• _Input material_

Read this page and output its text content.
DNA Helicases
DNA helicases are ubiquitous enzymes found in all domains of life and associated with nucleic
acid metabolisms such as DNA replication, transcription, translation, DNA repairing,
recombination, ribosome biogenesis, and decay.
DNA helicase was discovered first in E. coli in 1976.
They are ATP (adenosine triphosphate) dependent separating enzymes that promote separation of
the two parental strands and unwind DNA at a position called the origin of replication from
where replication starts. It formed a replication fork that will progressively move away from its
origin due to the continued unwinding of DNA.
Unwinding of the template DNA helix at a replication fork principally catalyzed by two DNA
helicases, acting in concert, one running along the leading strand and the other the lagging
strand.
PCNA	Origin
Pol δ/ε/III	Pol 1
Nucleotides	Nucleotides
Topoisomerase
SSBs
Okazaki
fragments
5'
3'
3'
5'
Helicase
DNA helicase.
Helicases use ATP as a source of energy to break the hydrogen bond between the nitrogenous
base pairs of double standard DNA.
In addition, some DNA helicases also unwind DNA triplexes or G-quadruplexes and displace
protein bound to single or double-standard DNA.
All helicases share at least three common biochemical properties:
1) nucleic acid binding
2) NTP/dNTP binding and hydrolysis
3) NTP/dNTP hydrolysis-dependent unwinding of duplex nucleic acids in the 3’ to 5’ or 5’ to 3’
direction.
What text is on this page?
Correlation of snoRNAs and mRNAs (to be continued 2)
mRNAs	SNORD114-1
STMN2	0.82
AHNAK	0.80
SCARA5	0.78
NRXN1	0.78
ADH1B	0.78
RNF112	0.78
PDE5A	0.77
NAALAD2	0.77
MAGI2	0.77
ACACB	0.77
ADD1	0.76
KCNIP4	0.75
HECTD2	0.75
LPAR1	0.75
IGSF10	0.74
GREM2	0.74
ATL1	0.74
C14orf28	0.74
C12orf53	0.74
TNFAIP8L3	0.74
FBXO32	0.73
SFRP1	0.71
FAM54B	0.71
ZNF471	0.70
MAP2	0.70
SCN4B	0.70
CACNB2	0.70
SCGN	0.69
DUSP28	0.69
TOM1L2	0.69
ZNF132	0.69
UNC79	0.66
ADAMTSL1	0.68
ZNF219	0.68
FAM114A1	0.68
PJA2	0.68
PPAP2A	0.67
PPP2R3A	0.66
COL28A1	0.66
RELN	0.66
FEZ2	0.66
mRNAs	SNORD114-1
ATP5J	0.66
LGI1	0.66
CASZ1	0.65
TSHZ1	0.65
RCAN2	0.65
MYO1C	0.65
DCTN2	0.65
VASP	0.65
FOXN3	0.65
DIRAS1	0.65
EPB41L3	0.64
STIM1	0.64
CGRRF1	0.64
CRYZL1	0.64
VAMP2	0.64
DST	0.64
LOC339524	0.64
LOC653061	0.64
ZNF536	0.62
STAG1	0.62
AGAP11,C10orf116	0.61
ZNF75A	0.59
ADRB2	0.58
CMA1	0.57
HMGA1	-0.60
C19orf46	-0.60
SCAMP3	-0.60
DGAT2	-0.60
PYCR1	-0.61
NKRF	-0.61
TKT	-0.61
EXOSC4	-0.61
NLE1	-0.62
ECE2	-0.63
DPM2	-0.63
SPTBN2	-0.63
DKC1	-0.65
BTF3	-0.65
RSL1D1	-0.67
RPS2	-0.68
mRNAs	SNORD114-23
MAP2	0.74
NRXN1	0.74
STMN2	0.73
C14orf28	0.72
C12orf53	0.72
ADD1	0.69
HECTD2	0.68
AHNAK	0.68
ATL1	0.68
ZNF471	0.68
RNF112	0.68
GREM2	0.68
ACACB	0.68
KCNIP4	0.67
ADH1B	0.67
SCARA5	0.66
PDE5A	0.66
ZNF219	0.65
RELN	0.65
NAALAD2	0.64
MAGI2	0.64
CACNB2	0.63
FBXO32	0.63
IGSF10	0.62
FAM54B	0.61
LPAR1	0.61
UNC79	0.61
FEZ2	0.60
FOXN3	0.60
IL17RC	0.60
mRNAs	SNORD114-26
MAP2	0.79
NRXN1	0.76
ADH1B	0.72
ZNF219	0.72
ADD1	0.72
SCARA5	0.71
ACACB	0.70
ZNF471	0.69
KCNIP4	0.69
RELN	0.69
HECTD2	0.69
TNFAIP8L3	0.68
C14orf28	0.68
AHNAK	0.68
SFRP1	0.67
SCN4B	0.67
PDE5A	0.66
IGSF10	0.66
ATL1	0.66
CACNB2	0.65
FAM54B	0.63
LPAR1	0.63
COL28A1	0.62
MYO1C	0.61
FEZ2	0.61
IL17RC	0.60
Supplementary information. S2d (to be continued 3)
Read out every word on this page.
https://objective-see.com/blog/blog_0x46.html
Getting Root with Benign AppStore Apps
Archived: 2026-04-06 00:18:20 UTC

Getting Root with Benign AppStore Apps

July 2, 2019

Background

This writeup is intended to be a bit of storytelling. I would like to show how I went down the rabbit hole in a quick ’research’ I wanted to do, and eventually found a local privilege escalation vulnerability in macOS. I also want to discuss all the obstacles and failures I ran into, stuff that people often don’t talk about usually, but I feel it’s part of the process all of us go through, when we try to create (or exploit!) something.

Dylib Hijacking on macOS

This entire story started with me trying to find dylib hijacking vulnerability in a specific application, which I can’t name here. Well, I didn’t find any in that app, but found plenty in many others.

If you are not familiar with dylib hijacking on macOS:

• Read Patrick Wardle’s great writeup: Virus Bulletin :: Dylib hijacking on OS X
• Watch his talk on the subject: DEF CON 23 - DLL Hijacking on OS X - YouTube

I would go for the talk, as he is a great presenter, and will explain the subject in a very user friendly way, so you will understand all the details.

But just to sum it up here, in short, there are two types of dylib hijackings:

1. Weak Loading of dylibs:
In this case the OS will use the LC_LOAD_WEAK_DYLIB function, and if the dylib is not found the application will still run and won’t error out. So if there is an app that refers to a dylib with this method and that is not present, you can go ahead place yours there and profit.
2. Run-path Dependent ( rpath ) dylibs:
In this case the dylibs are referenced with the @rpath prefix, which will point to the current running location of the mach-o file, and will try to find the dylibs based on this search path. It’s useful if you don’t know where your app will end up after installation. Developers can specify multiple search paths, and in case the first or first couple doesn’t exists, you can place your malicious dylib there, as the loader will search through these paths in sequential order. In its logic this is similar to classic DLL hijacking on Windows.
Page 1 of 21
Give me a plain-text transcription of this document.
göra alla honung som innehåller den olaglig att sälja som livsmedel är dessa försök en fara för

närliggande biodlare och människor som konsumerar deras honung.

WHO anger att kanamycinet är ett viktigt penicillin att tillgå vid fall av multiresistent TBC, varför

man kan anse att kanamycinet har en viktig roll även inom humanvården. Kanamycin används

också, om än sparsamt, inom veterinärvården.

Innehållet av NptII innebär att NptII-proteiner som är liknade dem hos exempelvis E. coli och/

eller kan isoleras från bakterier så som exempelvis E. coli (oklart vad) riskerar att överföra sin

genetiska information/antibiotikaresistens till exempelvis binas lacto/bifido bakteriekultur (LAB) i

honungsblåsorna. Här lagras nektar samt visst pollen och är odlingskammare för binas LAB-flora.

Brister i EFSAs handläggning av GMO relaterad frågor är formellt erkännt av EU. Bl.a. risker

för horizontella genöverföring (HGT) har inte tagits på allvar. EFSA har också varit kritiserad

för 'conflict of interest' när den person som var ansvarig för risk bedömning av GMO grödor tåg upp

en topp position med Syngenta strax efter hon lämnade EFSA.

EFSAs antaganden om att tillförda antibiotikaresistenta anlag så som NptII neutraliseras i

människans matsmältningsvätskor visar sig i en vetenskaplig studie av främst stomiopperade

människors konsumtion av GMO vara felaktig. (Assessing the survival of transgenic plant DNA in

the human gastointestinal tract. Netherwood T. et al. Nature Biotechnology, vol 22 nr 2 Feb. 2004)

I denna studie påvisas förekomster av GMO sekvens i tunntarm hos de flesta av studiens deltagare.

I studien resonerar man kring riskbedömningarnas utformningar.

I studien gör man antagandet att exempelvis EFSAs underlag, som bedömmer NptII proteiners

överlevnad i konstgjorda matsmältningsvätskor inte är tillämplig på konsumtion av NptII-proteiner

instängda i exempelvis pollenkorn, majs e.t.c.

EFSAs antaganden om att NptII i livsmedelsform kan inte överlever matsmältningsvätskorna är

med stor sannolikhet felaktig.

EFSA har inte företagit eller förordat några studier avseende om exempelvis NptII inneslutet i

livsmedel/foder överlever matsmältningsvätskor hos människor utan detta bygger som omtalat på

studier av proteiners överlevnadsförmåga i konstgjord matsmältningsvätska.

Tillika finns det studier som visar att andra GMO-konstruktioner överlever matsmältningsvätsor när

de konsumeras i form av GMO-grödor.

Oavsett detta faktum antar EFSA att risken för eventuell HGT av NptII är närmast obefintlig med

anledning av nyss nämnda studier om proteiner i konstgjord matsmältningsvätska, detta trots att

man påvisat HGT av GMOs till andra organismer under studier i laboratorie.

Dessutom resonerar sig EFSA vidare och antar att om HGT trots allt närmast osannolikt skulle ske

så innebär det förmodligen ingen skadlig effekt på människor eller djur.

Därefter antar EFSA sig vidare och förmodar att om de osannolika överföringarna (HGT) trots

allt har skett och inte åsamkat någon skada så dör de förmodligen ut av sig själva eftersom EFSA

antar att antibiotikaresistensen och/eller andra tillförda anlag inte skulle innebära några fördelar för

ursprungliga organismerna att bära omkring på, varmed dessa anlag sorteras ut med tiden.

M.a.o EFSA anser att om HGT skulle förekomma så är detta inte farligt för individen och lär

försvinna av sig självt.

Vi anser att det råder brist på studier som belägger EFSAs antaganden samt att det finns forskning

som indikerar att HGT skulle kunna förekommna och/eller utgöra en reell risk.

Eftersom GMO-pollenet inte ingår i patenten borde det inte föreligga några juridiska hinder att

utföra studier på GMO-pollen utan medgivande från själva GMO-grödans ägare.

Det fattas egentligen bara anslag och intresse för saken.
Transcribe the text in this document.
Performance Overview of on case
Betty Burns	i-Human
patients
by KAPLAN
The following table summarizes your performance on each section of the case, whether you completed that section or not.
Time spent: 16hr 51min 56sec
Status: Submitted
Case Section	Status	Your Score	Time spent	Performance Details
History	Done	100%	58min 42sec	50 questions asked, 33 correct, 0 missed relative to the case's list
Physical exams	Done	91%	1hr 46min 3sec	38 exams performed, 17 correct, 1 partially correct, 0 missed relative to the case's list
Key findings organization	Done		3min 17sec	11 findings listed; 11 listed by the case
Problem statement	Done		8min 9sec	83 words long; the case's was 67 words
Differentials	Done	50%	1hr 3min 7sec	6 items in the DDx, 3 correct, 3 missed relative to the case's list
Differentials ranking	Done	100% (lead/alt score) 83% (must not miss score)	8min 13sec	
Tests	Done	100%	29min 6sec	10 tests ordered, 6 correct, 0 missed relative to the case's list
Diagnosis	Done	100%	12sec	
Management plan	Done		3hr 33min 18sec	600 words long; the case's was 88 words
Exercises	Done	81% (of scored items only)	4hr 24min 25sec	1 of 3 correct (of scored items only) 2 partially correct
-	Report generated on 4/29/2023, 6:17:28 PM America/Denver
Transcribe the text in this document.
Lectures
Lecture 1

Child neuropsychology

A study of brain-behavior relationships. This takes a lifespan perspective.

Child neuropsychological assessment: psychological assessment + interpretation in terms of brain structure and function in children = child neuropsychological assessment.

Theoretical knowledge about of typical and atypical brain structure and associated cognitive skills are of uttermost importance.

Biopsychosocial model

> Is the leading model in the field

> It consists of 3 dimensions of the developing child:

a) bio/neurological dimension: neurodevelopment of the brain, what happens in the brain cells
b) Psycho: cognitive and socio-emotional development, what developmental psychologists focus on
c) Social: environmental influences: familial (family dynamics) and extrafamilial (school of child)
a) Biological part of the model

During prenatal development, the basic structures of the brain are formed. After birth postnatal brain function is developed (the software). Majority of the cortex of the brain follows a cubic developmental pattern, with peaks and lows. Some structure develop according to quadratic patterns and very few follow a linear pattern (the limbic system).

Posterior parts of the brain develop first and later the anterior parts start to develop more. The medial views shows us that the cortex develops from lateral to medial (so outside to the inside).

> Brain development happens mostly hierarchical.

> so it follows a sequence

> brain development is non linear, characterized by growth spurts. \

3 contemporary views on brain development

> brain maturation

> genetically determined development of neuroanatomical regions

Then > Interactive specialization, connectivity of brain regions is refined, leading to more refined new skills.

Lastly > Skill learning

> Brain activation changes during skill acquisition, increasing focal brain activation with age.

• _Task goal_
Reply with the number of lines in the preceding entries that contain "transcription", and no other words.

• _Result_
2